* DATA SUPPLIED:

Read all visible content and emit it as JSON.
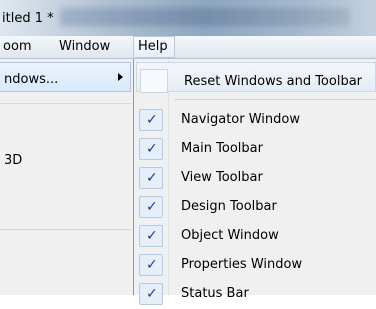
{
  "window": {
    "title": "itled 1 *"
  },
  "menubar": {
    "items": [
      "oom",
      "Window",
      "Help"
    ]
  },
  "window_menu": {
    "items": [
      {
        "label": "ndows...",
        "has_submenu": true
      },
      {
        "label": "3D"
      }
    ]
  },
  "submenu": {
    "reset_label": "Reset Windows and Toolbar",
    "items": [
      {
        "label": "Navigator Window",
        "checked": true
      },
      {
        "label": "Main Toolbar",
        "checked": true
      },
      {
        "label": "View Toolbar",
        "checked": true
      },
      {
        "label": "Design Toolbar",
        "checked": true
      },
      {
        "label": "Object Window",
        "checked": true
      },
      {
        "label": "Properties Window",
        "checked": true
      },
      {
        "label": "Status Bar",
        "checked": true
      }
    ]
  },
  "icons": {
    "check": "check-icon",
    "submenu_arrow": "chevron-right-icon"
  },
  "colors": {
    "check": "#1a3f8f",
    "highlight_border": "#a8c8ec"
  }
}
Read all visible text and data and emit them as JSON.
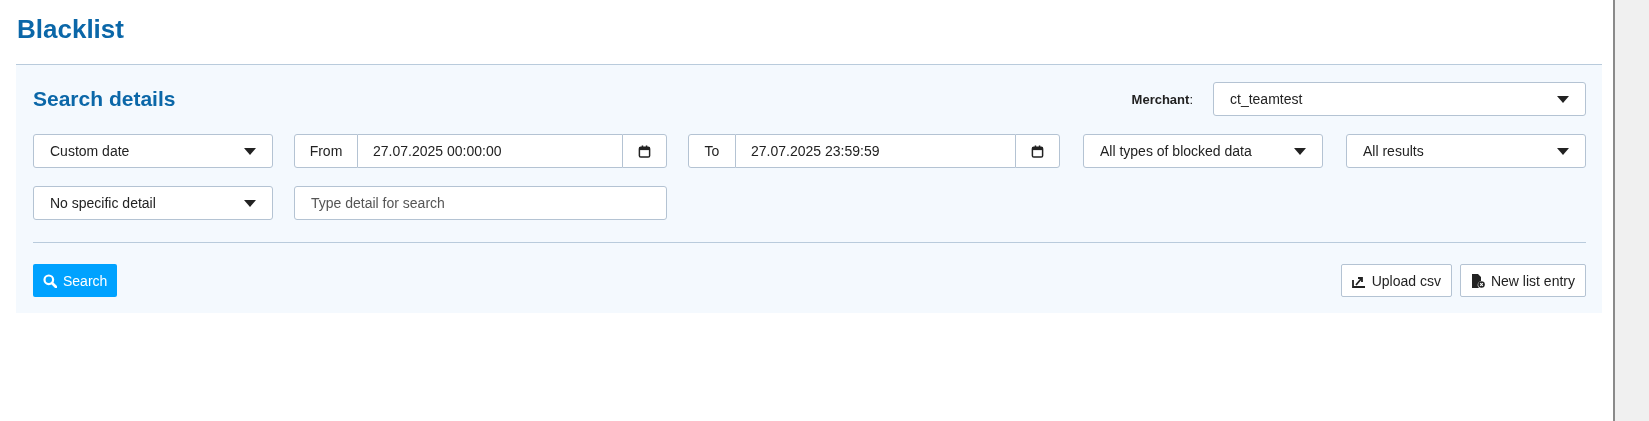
{
  "page_title": "Blacklist",
  "search_panel": {
    "title": "Search details",
    "merchant": {
      "label": "**Merchant**:",
      "value": "ct_teamtest"
    },
    "date_range_select": {
      "value": "Custom date"
    },
    "from": {
      "label": "From",
      "value": "27.07.2025 00:00:00"
    },
    "to": {
      "label": "To",
      "value": "27.07.2025 23:59:59"
    },
    "data_type_select": {
      "value": "All types of blocked data"
    },
    "results_select": {
      "value": "All results"
    },
    "detail_select": {
      "value": "No specific detail"
    },
    "detail_input": {
      "placeholder": "Type detail for search"
    },
    "buttons": [
      {
        "kind": "search",
        "label": "Search"
      },
      {
        "kind": "upload",
        "label": "Upload csv"
      },
      {
        "kind": "new",
        "label": "New list entry"
      }
    ]
  }
}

* AIM:
Restate the whole of the material word for word without the pictures.

* FULL OUTPUT:
Read all visible content and emit it as JSON.
{
  "window": {
    "title": "itled 1 *"
  },
  "menubar": {
    "items": [
      "oom",
      "Window",
      "Help"
    ]
  },
  "window_menu": {
    "items": [
      {
        "label": "ndows...",
        "has_submenu": true
      },
      {
        "label": "3D"
      }
    ]
  },
  "submenu": {
    "reset_label": "Reset Windows and Toolbar",
    "items": [
      {
        "label": "Navigator Window",
        "checked": true
      },
      {
        "label": "Main Toolbar",
        "checked": true
      },
      {
        "label": "View Toolbar",
        "checked": true
      },
      {
        "label": "Design Toolbar",
        "checked": true
      },
      {
        "label": "Object Window",
        "checked": true
      },
      {
        "label": "Properties Window",
        "checked": true
      },
      {
        "label": "Status Bar",
        "checked": true
      }
    ]
  },
  "icons": {
    "check": "check-icon",
    "submenu_arrow": "chevron-right-icon"
  },
  "colors": {
    "check": "#1a3f8f",
    "highlight_border": "#a8c8ec"
  }
}
Read all visible text and data and emit them as JSON.
{
  "page_title": "Blacklist",
  "search_panel": {
    "title": "Search details",
    "merchant": {
      "label": "**Merchant**:",
      "value": "ct_teamtest"
    },
    "date_range_select": {
      "value": "Custom date"
    },
    "from": {
      "label": "From",
      "value": "27.07.2025 00:00:00"
    },
    "to": {
      "label": "To",
      "value": "27.07.2025 23:59:59"
    },
    "data_type_select": {
      "value": "All types of blocked data"
    },
    "results_select": {
      "value": "All results"
    },
    "detail_select": {
      "value": "No specific detail"
    },
    "detail_input": {
      "placeholder": "Type detail for search"
    },
    "buttons": [
      {
        "kind": "search",
        "label": "Search"
      },
      {
        "kind": "upload",
        "label": "Upload csv"
      },
      {
        "kind": "new",
        "label": "New list entry"
      }
    ]
  }
}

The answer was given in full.